Chart and figure data
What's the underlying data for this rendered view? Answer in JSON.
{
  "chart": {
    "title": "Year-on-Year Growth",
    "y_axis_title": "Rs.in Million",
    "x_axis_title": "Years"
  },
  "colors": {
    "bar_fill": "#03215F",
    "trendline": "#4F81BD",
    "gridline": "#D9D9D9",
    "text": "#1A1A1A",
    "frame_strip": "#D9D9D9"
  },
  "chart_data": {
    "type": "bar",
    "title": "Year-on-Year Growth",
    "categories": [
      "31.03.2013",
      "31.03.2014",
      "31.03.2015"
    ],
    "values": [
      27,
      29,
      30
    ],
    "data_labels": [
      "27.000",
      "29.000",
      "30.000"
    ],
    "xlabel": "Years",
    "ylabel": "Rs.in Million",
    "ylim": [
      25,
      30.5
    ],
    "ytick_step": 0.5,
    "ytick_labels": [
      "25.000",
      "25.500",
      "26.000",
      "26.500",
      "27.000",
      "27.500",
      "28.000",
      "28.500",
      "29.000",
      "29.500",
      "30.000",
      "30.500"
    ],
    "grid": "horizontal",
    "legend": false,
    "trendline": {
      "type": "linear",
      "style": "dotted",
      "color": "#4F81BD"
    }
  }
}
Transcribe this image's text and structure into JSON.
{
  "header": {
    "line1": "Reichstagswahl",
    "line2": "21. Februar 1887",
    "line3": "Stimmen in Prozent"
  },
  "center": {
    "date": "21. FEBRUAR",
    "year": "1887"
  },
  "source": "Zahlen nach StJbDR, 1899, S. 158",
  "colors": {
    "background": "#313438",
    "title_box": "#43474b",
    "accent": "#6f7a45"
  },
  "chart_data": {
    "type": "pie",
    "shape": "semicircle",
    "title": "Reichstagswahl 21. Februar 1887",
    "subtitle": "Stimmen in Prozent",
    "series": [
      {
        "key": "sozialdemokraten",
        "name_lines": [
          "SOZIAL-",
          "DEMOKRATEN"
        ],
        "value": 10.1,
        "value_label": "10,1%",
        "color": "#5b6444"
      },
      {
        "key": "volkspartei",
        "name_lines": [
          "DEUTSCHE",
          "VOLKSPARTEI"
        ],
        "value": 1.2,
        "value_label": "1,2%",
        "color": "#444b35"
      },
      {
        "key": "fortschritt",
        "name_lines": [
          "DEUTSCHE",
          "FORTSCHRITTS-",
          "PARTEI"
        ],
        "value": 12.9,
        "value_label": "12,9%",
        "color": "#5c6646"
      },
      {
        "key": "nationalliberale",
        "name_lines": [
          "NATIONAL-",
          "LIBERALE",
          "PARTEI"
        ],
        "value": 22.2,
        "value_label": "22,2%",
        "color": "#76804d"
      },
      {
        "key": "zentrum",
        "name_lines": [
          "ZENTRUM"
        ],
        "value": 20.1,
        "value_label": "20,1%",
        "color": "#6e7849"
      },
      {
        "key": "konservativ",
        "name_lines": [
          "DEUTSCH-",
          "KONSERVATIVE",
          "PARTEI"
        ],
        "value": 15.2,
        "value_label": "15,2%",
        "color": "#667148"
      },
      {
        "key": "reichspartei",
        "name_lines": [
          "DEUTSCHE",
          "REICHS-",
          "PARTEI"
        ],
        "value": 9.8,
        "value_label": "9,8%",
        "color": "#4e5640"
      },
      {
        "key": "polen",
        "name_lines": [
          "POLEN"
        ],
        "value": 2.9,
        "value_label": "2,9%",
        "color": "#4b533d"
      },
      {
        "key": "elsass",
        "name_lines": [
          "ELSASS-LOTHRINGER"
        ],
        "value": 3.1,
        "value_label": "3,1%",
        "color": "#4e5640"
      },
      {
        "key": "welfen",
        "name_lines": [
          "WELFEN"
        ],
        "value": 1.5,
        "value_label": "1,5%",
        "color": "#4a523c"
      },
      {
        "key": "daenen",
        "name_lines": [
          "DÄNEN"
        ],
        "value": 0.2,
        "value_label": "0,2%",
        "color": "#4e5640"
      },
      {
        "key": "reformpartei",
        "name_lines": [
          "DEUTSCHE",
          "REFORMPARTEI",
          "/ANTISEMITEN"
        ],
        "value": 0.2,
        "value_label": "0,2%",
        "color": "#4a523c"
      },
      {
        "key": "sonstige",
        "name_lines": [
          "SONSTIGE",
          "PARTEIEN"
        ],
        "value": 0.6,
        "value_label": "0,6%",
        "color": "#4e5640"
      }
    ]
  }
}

PROMPT
Every line containing the string "this" must be listed.

EXERCISE RESPONSE
What's the underlying data for this rendered view? Answer in JSON.
Transcribe this image's text and structure into JSON.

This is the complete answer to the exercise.